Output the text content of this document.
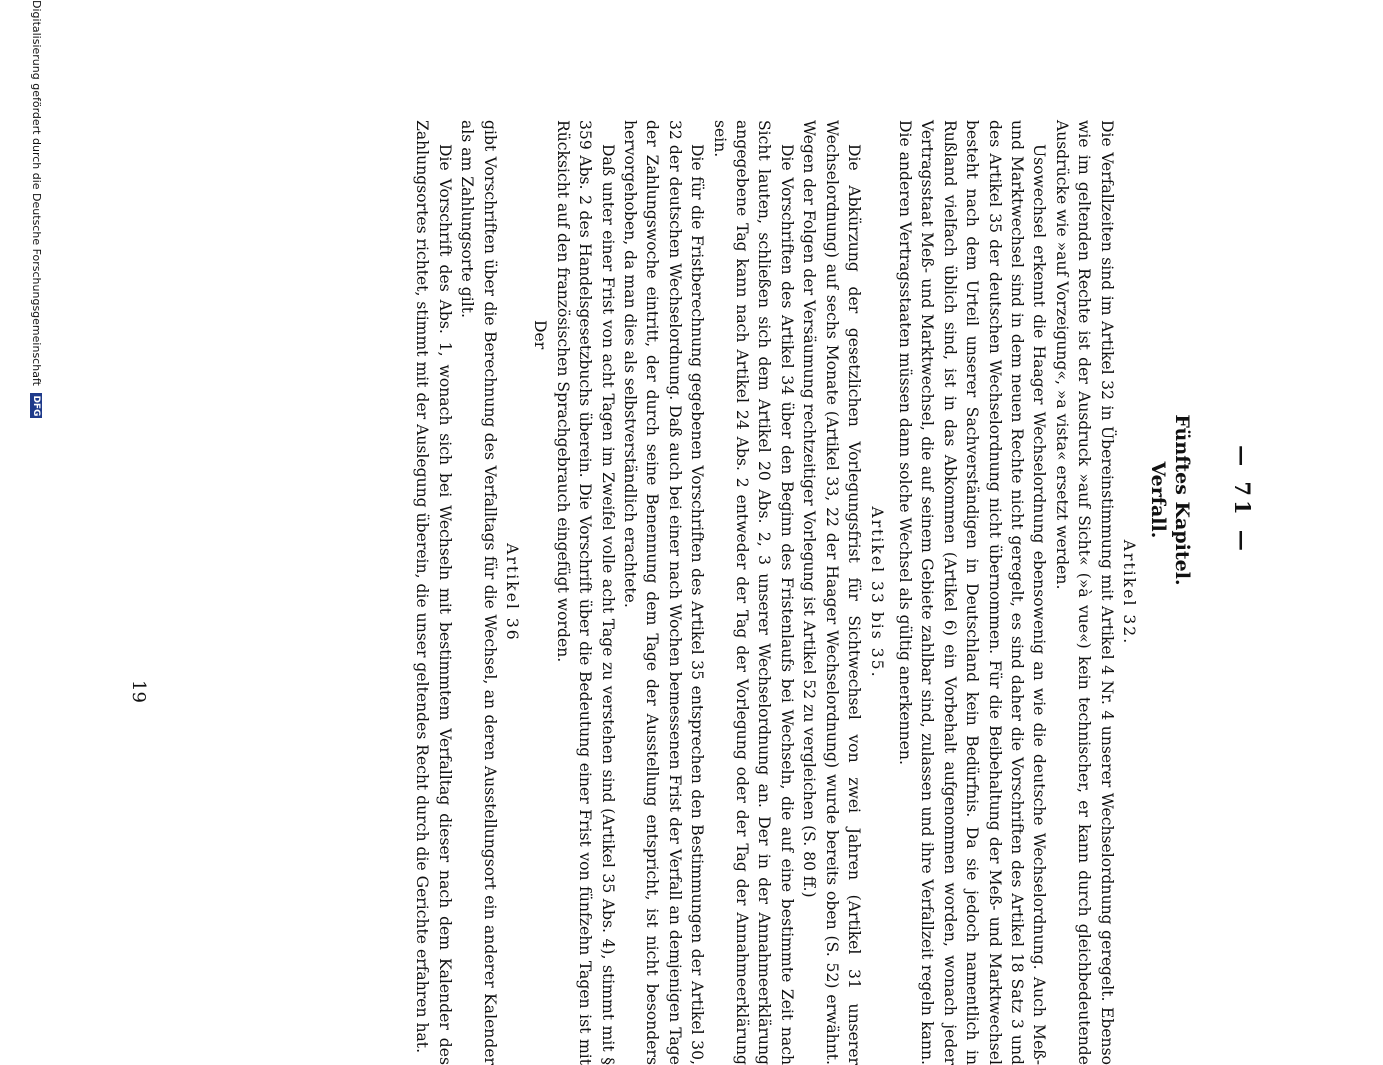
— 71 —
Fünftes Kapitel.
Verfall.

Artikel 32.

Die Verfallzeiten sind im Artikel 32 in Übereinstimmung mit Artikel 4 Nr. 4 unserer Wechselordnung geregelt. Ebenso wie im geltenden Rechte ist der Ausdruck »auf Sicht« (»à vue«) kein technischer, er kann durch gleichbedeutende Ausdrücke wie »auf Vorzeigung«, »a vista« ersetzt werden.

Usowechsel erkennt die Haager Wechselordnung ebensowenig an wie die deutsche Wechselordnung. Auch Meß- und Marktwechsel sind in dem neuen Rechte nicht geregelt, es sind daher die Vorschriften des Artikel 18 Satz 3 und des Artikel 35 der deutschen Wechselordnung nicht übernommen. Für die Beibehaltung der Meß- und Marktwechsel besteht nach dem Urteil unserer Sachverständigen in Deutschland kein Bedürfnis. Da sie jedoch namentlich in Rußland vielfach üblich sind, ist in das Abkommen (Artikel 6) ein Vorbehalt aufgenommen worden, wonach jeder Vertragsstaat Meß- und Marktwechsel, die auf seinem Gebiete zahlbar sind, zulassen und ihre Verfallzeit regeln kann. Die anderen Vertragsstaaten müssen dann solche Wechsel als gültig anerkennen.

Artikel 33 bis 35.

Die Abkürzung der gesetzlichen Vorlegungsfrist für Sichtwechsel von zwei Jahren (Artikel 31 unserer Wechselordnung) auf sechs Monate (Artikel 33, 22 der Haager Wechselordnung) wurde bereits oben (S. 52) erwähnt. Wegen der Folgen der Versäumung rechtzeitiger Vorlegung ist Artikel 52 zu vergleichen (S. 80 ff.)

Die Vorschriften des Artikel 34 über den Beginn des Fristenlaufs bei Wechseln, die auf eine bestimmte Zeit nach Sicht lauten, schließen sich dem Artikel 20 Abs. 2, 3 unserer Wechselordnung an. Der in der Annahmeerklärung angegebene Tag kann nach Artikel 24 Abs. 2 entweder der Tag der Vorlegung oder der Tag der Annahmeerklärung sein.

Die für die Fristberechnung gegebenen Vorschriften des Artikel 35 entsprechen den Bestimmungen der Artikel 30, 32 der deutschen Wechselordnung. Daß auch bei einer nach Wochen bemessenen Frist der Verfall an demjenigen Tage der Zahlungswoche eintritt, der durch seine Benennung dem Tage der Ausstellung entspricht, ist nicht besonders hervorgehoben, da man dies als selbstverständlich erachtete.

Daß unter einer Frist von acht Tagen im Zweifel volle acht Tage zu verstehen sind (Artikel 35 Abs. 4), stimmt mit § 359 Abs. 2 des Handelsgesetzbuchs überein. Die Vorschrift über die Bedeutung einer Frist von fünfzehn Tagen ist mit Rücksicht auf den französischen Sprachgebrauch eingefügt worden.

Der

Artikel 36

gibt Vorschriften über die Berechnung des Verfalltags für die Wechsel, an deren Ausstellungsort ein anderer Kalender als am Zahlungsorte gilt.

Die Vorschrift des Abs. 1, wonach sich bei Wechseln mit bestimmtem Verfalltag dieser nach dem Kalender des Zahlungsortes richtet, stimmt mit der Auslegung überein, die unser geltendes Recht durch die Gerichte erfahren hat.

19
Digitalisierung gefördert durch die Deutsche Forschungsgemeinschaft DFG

================================

[Try it]:
Without the pictures, write out every entry exactly as it appears.

[Written response]:
Output the text content of this document.
— 71 —
Fünftes Kapitel.
Verfall.

Artikel 32.

Die Verfallzeiten sind im Artikel 32 in Übereinstimmung mit Artikel 4 Nr. 4 unserer Wechselordnung geregelt. Ebenso wie im geltenden Rechte ist der Ausdruck »auf Sicht« (»à vue«) kein technischer, er kann durch gleichbedeutende Ausdrücke wie »auf Vorzeigung«, »a vista« ersetzt werden.

Usowechsel erkennt die Haager Wechselordnung ebensowenig an wie die deutsche Wechselordnung. Auch Meß- und Marktwechsel sind in dem neuen Rechte nicht geregelt, es sind daher die Vorschriften des Artikel 18 Satz 3 und des Artikel 35 der deutschen Wechselordnung nicht übernommen. Für die Beibehaltung der Meß- und Marktwechsel besteht nach dem Urteil unserer Sachverständigen in Deutschland kein Bedürfnis. Da sie jedoch namentlich in Rußland vielfach üblich sind, ist in das Abkommen (Artikel 6) ein Vorbehalt aufgenommen worden, wonach jeder Vertragsstaat Meß- und Marktwechsel, die auf seinem Gebiete zahlbar sind, zulassen und ihre Verfallzeit regeln kann. Die anderen Vertragsstaaten müssen dann solche Wechsel als gültig anerkennen.

Artikel 33 bis 35.

Die Abkürzung der gesetzlichen Vorlegungsfrist für Sichtwechsel von zwei Jahren (Artikel 31 unserer Wechselordnung) auf sechs Monate (Artikel 33, 22 der Haager Wechselordnung) wurde bereits oben (S. 52) erwähnt. Wegen der Folgen der Versäumung rechtzeitiger Vorlegung ist Artikel 52 zu vergleichen (S. 80 ff.)

Die Vorschriften des Artikel 34 über den Beginn des Fristenlaufs bei Wechseln, die auf eine bestimmte Zeit nach Sicht lauten, schließen sich dem Artikel 20 Abs. 2, 3 unserer Wechselordnung an. Der in der Annahmeerklärung angegebene Tag kann nach Artikel 24 Abs. 2 entweder der Tag der Vorlegung oder der Tag der Annahmeerklärung sein.

Die für die Fristberechnung gegebenen Vorschriften des Artikel 35 entsprechen den Bestimmungen der Artikel 30, 32 der deutschen Wechselordnung. Daß auch bei einer nach Wochen bemessenen Frist der Verfall an demjenigen Tage der Zahlungswoche eintritt, der durch seine Benennung dem Tage der Ausstellung entspricht, ist nicht besonders hervorgehoben, da man dies als selbstverständlich erachtete.

Daß unter einer Frist von acht Tagen im Zweifel volle acht Tage zu verstehen sind (Artikel 35 Abs. 4), stimmt mit § 359 Abs. 2 des Handelsgesetzbuchs überein. Die Vorschrift über die Bedeutung einer Frist von fünfzehn Tagen ist mit Rücksicht auf den französischen Sprachgebrauch eingefügt worden.

Der

Artikel 36

gibt Vorschriften über die Berechnung des Verfalltags für die Wechsel, an deren Ausstellungsort ein anderer Kalender als am Zahlungsorte gilt.

Die Vorschrift des Abs. 1, wonach sich bei Wechseln mit bestimmtem Verfalltag dieser nach dem Kalender des Zahlungsortes richtet, stimmt mit der Auslegung überein, die unser geltendes Recht durch die Gerichte erfahren hat.

19
Digitalisierung gefördert durch die Deutsche Forschungsgemeinschaft DFG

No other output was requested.